Teaching machines to judge your vacation photos
A PyTorch reimplementation of Google's NIMA model that predicts how humans will rate image aesthetics—useful for auto-curating or ranking photos without a human in the loop.

What it does
Neural IMage Assessment (NIMA) scores photos on a 1–10 aesthetic scale by learning from 255,000+ human-rated images in the AVA dataset. This repo provides training and inference code, plus pretrained weights that hit ~0.069 EMD on validation. Feed it an image; get back a mean score and standard deviation that approximates human opinion distribution.
The interesting bit
The model doesn’t just spit out a single number—it predicts a full score distribution, which matters more than you’d think. The author also notes an emergent quirk: the model is contrast-hungry, consistently boosting scores for punchier images. That’s either a bug for faithful aesthetic simulation or a feature for auto-enhancement pipelines.
Key highlights
- VGG-16 backbone with ImageNet pretraining; MobileNet and Inception-v2 slots are wired but untested
- Curated CSV splits provided (train/val/test) with corrupted images already scrubbed
- Early stopping baked in; training snapshot shows convergence trajectory at epoch 34
- Pretrained weights available (~0.069 EMD, author notes it’s “not fully converged” due to resource limits)
- Includes explicit failure-case analysis—model struggles at aesthetic extremes (very high or very low ratings)
Caveats
- Learning rate differs from the original paper; author couldn’t get convergence with Google’s stated parameters
- “Not much hyper-param tuning” per the README—results are likely suboptimal
- Requires AVA dataset download and manual setup; no turnkey demo
Verdict
Worth a look if you’re building photo ranking, auto-curation, or enhancement tools and need a pretrained aesthetic prior. Skip if you need production-grade robustness out of the box—the author is upfront that this is a research reimplementation with rough edges.

Data>
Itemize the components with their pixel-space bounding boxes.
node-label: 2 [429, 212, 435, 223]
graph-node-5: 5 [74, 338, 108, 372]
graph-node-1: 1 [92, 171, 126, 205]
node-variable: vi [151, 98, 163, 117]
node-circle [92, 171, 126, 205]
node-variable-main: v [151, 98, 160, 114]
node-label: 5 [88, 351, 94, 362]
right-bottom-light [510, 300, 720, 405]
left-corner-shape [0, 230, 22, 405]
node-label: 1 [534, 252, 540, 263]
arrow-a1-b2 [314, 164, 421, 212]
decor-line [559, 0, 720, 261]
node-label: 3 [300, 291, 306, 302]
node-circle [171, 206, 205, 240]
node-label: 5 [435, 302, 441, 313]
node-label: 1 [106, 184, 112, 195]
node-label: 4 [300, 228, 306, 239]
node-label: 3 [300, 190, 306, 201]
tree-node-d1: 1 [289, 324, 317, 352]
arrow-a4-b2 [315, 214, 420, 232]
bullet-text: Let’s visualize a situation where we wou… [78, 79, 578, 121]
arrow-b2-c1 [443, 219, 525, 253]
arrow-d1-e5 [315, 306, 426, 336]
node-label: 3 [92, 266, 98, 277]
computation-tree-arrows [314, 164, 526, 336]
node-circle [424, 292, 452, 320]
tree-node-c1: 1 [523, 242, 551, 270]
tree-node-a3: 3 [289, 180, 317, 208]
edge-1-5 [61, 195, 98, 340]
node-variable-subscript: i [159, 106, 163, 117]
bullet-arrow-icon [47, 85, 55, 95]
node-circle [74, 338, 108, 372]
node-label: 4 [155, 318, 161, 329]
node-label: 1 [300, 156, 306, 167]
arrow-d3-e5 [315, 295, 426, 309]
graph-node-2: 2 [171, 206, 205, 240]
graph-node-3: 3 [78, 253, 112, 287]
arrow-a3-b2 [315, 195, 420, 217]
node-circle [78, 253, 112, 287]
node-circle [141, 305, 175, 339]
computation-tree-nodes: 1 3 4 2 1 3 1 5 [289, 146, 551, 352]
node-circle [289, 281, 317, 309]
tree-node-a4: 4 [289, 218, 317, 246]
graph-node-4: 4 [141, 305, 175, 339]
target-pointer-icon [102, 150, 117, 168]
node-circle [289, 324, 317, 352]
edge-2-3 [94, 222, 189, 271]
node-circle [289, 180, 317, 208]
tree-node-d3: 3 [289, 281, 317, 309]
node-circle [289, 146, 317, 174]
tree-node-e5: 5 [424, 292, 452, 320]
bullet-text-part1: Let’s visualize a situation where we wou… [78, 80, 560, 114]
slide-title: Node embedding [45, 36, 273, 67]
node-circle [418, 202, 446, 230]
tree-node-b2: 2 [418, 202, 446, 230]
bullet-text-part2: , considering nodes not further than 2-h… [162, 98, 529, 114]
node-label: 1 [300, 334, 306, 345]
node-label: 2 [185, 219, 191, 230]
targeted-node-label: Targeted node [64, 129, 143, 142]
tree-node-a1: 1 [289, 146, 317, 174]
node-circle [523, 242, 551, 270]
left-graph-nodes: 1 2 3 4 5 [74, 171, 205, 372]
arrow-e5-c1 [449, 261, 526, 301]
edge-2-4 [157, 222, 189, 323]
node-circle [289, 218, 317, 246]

What to work on>
1 – Reproduce verbatim the passage of the NIMA overview that runs from "Key highlights" up to and including "very low ratings)".
2 – According to the NIMA overview, how many human-rated images does the model learn from?
3 – List every network backbone named in the NIMA overview.

Solution set>
1 –
Key highlights
- VGG-16 backbone with ImageNet pretraining; MobileNet and Inception-v2 slots are wired but untested
- Curated CSV splits provided (train/val/test) with corrupted images already scrubbed
- Early stopping baked in; training snapshot shows convergence trajectory at epoch 34
- Pretrained weights available (~0.069 EMD, author notes it’s “not fully converged” due to resource limits)
- Includes explicit failure-case analysis—model struggles at aesthetic extremes (very high or very low ratings)

2 – More than 255,000 human-rated images from the AVA dataset.

3 –
- VGG-16
- MobileNet
- Inception-v2